Filter the records below for the word "from". Copy each line that holds it.

----- Supplied records -----

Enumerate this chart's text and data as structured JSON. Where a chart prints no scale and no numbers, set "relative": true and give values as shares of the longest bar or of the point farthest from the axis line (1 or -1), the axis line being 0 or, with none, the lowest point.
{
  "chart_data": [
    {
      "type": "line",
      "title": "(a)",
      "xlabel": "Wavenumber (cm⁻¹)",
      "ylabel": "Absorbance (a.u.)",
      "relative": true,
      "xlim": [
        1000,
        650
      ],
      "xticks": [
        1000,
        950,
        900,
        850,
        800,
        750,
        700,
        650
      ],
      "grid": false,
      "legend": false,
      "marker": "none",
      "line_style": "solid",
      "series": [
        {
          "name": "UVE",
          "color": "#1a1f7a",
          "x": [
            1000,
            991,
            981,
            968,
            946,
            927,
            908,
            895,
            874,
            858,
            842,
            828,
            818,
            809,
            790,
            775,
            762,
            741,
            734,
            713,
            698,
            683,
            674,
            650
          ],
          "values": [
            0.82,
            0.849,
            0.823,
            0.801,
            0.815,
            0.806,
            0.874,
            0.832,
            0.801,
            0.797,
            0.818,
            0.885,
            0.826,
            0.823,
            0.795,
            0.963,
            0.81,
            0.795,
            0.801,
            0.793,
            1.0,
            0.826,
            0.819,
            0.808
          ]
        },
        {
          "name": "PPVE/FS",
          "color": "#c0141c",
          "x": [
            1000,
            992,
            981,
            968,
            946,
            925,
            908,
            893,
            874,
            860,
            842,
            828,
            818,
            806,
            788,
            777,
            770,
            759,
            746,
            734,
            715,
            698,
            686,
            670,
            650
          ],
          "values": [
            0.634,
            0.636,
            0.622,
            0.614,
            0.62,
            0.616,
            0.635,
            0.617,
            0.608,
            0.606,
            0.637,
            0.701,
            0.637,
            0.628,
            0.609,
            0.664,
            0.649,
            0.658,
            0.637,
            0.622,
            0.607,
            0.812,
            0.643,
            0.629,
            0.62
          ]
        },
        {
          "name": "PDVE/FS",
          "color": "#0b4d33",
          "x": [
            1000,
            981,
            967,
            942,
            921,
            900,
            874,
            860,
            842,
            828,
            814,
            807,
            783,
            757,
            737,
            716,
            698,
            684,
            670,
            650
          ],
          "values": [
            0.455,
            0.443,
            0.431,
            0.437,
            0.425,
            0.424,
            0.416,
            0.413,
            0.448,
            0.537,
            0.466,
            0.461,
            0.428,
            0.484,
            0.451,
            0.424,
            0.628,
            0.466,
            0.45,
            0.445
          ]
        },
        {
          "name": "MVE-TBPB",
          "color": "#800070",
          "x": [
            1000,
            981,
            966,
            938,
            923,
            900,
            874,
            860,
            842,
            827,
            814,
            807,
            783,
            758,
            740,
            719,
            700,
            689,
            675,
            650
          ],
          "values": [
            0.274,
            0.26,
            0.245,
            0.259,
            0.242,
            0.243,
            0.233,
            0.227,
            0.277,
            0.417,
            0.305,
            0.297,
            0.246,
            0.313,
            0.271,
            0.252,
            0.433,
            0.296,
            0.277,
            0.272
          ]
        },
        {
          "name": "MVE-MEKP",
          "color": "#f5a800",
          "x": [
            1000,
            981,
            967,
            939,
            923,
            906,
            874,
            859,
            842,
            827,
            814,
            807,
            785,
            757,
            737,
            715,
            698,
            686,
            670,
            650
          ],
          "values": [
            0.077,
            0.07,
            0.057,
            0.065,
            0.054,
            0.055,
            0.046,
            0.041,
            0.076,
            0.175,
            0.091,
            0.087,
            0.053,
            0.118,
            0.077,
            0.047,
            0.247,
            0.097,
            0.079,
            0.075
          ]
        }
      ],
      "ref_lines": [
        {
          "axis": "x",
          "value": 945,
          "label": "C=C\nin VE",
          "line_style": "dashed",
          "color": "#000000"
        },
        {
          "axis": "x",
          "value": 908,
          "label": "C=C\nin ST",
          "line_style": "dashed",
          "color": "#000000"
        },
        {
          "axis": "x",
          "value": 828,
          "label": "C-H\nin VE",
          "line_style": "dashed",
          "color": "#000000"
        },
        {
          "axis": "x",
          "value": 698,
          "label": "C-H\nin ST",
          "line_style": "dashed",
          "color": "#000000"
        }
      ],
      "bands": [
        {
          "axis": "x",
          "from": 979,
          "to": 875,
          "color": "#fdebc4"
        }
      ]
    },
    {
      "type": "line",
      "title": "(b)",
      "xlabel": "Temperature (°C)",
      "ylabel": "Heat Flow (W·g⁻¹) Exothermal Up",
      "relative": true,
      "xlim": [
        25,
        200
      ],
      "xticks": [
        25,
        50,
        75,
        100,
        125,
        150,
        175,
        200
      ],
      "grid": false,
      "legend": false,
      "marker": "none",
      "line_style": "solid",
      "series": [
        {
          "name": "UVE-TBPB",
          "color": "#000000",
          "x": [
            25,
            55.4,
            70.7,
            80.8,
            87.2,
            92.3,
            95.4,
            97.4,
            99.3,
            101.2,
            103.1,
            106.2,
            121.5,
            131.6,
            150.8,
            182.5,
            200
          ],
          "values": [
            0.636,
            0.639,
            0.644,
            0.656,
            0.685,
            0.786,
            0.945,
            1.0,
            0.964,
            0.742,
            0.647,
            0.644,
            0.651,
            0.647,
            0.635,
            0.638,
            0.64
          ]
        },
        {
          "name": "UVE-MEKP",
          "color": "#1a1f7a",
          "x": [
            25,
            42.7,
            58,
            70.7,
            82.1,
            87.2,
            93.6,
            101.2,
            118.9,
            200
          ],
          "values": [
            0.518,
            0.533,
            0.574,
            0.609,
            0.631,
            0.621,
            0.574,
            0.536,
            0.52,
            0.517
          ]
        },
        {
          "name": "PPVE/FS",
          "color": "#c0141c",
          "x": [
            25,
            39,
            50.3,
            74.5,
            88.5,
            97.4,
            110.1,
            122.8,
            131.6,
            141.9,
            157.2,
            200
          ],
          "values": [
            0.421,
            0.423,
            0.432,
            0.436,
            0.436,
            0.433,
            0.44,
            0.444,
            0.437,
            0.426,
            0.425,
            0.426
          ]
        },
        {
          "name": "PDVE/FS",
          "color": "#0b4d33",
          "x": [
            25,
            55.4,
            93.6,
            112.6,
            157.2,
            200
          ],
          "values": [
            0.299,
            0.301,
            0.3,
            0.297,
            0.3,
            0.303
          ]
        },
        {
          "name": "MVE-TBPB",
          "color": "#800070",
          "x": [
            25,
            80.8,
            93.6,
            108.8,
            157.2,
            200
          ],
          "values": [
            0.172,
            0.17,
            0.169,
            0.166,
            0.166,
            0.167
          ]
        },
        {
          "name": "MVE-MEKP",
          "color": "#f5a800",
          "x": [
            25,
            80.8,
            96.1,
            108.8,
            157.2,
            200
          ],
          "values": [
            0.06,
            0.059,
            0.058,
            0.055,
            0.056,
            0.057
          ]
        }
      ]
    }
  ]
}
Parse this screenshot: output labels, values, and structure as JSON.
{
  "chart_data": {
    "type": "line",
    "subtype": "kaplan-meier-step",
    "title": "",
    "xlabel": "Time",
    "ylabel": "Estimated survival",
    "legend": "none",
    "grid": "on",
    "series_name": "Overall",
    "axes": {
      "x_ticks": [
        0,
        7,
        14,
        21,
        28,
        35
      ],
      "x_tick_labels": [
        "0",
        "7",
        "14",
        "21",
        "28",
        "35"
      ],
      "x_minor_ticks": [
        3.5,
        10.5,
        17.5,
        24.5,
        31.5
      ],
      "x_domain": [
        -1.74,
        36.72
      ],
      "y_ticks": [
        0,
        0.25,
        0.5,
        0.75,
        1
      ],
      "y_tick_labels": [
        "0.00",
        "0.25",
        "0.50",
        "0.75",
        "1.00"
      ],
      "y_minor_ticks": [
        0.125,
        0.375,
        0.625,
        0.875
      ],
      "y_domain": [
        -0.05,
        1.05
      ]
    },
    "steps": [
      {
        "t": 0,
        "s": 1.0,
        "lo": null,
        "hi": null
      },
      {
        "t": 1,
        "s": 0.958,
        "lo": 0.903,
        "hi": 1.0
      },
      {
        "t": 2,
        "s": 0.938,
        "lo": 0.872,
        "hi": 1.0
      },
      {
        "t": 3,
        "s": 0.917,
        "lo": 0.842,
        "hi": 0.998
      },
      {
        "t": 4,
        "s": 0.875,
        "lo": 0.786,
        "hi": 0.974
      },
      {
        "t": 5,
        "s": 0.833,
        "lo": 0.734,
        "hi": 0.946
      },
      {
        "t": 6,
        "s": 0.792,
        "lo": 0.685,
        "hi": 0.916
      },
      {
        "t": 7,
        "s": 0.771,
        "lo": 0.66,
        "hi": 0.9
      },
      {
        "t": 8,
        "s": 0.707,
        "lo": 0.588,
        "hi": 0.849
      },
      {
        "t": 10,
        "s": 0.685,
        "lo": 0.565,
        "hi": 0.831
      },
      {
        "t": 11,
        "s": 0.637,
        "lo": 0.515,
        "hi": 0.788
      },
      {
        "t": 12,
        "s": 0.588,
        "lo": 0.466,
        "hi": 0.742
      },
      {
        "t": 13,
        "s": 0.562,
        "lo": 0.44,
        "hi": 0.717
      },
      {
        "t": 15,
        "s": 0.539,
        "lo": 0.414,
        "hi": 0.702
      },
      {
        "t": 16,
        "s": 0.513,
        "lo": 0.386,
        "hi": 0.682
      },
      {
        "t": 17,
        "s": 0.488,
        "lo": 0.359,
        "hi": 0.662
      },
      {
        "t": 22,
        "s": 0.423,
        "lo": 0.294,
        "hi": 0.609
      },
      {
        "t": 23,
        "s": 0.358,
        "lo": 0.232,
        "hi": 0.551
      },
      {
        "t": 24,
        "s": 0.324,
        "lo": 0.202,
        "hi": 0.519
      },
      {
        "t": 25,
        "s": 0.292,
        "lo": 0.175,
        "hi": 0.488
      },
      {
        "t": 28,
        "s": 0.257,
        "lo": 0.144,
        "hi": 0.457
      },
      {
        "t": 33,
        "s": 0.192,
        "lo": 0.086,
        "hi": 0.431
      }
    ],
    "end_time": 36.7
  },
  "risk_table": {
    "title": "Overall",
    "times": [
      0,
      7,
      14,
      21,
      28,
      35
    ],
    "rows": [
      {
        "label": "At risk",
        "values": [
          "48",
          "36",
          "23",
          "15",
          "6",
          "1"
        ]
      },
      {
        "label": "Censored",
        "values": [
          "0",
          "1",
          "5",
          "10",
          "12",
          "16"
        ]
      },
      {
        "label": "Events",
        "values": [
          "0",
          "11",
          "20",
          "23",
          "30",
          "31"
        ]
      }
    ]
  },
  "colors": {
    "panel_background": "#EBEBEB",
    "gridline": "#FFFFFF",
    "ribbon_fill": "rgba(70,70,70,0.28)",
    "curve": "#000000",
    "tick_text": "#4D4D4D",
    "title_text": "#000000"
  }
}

-----

■ Right answer
Enumerate this chart's text and data as structured JSON. Where a chart prints no scale and no numbers, set "relative": true and give values as shares of the longest bar or of the point farthest from the axis line (1 or -1), the axis line being 0 or, with none, the lowest point.
          "from": 979,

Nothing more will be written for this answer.